STATED PROBLEM: Your task is to repeat all of the material exactly.

A run of records:
▽

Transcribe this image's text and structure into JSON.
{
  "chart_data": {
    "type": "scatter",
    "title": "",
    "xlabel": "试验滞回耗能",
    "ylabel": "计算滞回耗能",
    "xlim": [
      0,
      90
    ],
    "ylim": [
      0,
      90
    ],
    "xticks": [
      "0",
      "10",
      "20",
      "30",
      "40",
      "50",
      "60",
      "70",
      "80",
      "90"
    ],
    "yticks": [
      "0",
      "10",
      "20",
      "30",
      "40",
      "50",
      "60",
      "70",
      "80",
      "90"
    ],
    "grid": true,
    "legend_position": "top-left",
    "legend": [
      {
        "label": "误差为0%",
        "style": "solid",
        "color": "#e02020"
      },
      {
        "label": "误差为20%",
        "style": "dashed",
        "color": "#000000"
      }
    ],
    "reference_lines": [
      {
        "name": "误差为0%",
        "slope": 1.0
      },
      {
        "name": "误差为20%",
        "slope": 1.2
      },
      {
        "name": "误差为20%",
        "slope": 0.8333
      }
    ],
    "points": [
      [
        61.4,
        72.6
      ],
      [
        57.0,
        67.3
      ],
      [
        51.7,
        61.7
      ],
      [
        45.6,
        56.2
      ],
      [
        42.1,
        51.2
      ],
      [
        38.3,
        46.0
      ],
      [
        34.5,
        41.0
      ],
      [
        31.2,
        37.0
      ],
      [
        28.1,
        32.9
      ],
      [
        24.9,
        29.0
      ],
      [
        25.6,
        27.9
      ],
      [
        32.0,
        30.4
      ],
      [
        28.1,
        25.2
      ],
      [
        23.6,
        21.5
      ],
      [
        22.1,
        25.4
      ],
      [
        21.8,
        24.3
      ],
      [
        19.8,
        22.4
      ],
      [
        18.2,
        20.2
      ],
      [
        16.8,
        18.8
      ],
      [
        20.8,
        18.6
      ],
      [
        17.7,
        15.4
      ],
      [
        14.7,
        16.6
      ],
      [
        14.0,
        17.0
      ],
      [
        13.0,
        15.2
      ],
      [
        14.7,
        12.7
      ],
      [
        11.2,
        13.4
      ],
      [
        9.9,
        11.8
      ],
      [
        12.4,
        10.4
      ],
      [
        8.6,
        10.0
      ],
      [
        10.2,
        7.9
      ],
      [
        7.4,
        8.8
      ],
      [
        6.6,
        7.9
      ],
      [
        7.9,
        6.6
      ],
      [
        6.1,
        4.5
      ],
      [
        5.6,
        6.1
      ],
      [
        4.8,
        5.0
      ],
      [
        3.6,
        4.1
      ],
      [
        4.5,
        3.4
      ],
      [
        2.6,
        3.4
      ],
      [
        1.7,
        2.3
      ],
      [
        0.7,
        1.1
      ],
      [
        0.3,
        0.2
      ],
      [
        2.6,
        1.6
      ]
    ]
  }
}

△

SOLUTION FOR THIS EXERCISE:
Transcribe this image's text and structure into JSON.
{
  "chart_data": {
    "type": "scatter",
    "title": "",
    "xlabel": "试验滞回耗能",
    "ylabel": "计算滞回耗能",
    "xlim": [
      0,
      90
    ],
    "ylim": [
      0,
      90
    ],
    "xticks": [
      "0",
      "10",
      "20",
      "30",
      "40",
      "50",
      "60",
      "70",
      "80",
      "90"
    ],
    "yticks": [
      "0",
      "10",
      "20",
      "30",
      "40",
      "50",
      "60",
      "70",
      "80",
      "90"
    ],
    "grid": true,
    "legend_position": "top-left",
    "legend": [
      {
        "label": "误差为0%",
        "style": "solid",
        "color": "#e02020"
      },
      {
        "label": "误差为20%",
        "style": "dashed",
        "color": "#000000"
      }
    ],
    "reference_lines": [
      {
        "name": "误差为0%",
        "slope": 1.0
      },
      {
        "name": "误差为20%",
        "slope": 1.2
      },
      {
        "name": "误差为20%",
        "slope": 0.8333
      }
    ],
    "points": [
      [
        61.4,
        72.6
      ],
      [
        57.0,
        67.3
      ],
      [
        51.7,
        61.7
      ],
      [
        45.6,
        56.2
      ],
      [
        42.1,
        51.2
      ],
      [
        38.3,
        46.0
      ],
      [
        34.5,
        41.0
      ],
      [
        31.2,
        37.0
      ],
      [
        28.1,
        32.9
      ],
      [
        24.9,
        29.0
      ],
      [
        25.6,
        27.9
      ],
      [
        32.0,
        30.4
      ],
      [
        28.1,
        25.2
      ],
      [
        23.6,
        21.5
      ],
      [
        22.1,
        25.4
      ],
      [
        21.8,
        24.3
      ],
      [
        19.8,
        22.4
      ],
      [
        18.2,
        20.2
      ],
      [
        16.8,
        18.8
      ],
      [
        20.8,
        18.6
      ],
      [
        17.7,
        15.4
      ],
      [
        14.7,
        16.6
      ],
      [
        14.0,
        17.0
      ],
      [
        13.0,
        15.2
      ],
      [
        14.7,
        12.7
      ],
      [
        11.2,
        13.4
      ],
      [
        9.9,
        11.8
      ],
      [
        12.4,
        10.4
      ],
      [
        8.6,
        10.0
      ],
      [
        10.2,
        7.9
      ],
      [
        7.4,
        8.8
      ],
      [
        6.6,
        7.9
      ],
      [
        7.9,
        6.6
      ],
      [
        6.1,
        4.5
      ],
      [
        5.6,
        6.1
      ],
      [
        4.8,
        5.0
      ],
      [
        3.6,
        4.1
      ],
      [
        4.5,
        3.4
      ],
      [
        2.6,
        3.4
      ],
      [
        1.7,
        2.3
      ],
      [
        0.7,
        1.1
      ],
      [
        0.3,
        0.2
      ],
      [
        2.6,
        1.6
      ]
    ]
  }
}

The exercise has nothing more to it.